**INSTRUCTIONS FOR THE TASK**:
Locate all lines with the word "from" and copy them out.

**TASK INPUT**:
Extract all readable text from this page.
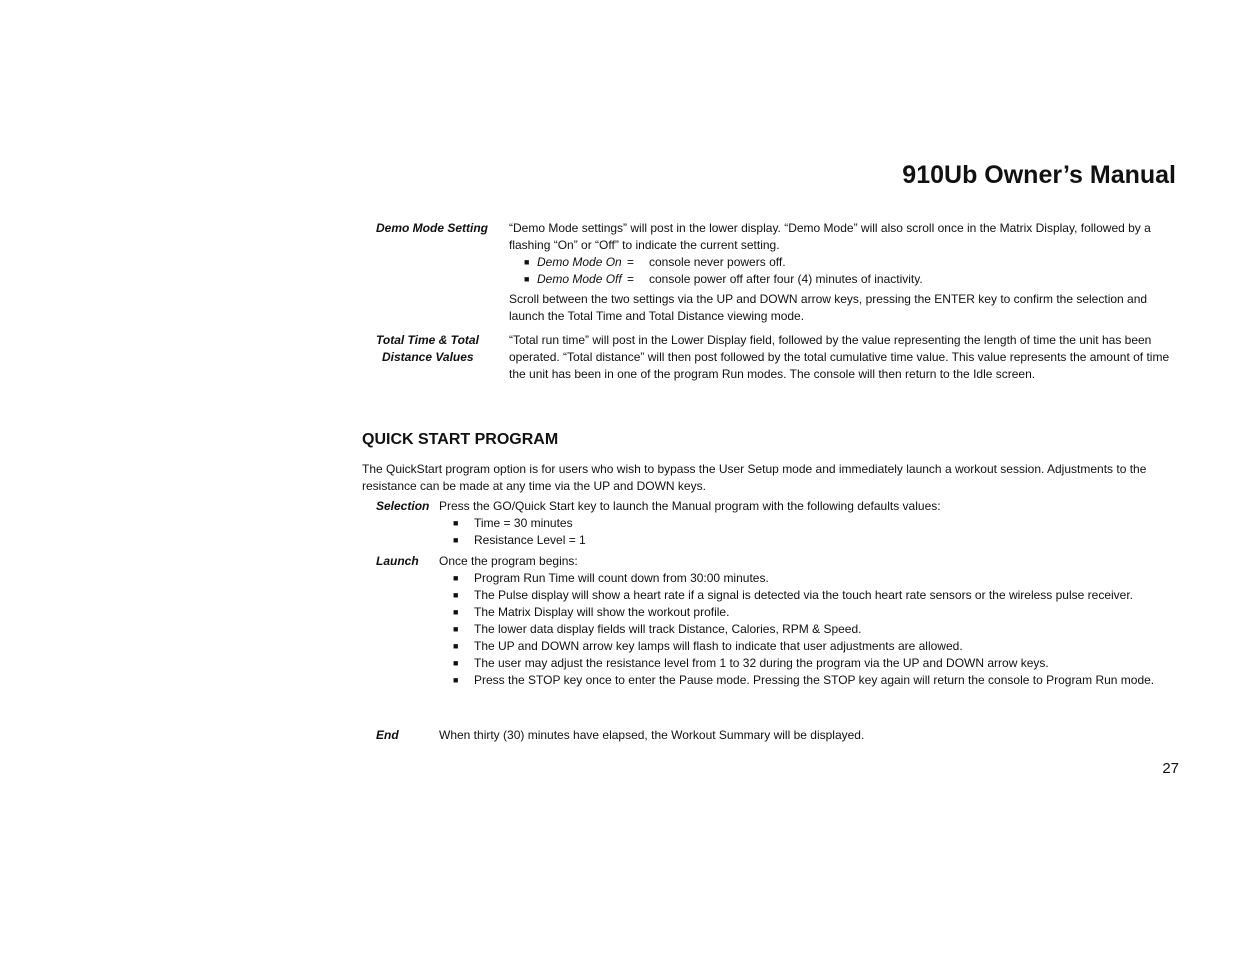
910Ub Owner’s Manual
Demo Mode Setting	“Demo Mode settings” will post in the lower display. “Demo Mode” will also scroll once in the Matrix Display, followed by a flashing “On” or “Off” to indicate the current setting.

■ Demo Mode On = console never powers off.
■ Demo Mode Off = console power off after four (4) minutes of inactivity.

Scroll between the two settings via the UP and DOWN arrow keys, pressing the ENTER key to confirm the selection and launch the Total Time and Total Distance viewing mode.

Total Time & Total
Distance Values

“Total run time” will post in the Lower Display field, followed by the value representing the length of time the unit has been operated. “Total distance” will then post followed by the total cumulative time value. This value represents the amount of time the unit has been in one of the program Run modes. The console will then return to the Idle screen.

QUICK START PROGRAM
The QuickStart program option is for users who wish to bypass the User Setup mode and immediately launch a workout session. Adjustments to the resistance can be made at any time via the UP and DOWN keys.
Selection Press the GO/Quick Start key to launch the Manual program with the following defaults values:

■ Time = 30 minutes
■ Resistance Level = 1
Launch Once the program begins:

■ Program Run Time will count down from 30:00 minutes.
■ The Pulse display will show a heart rate if a signal is detected via the touch heart rate sensors or the wireless pulse receiver.
■ The Matrix Display will show the workout profile.
■ The lower data display fields will track Distance, Calories, RPM & Speed.
■ The UP and DOWN arrow key lamps will flash to indicate that user adjustments are allowed.
■ The user may adjust the resistance level from 1 to 32 during the program via the UP and DOWN arrow keys.
■ Press the STOP key once to enter the Pause mode. Pressing the STOP key again will return the console to Program Run mode.
End	When thirty (30) minutes have elapsed, the Workout Summary will be displayed.

27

**FINAL RESULT**:
Extract all readable text from this page.
■ Program Run Time will count down from 30:00 minutes.
■ The user may adjust the resistance level from 1 to 32 during the program via the UP and DOWN arrow keys.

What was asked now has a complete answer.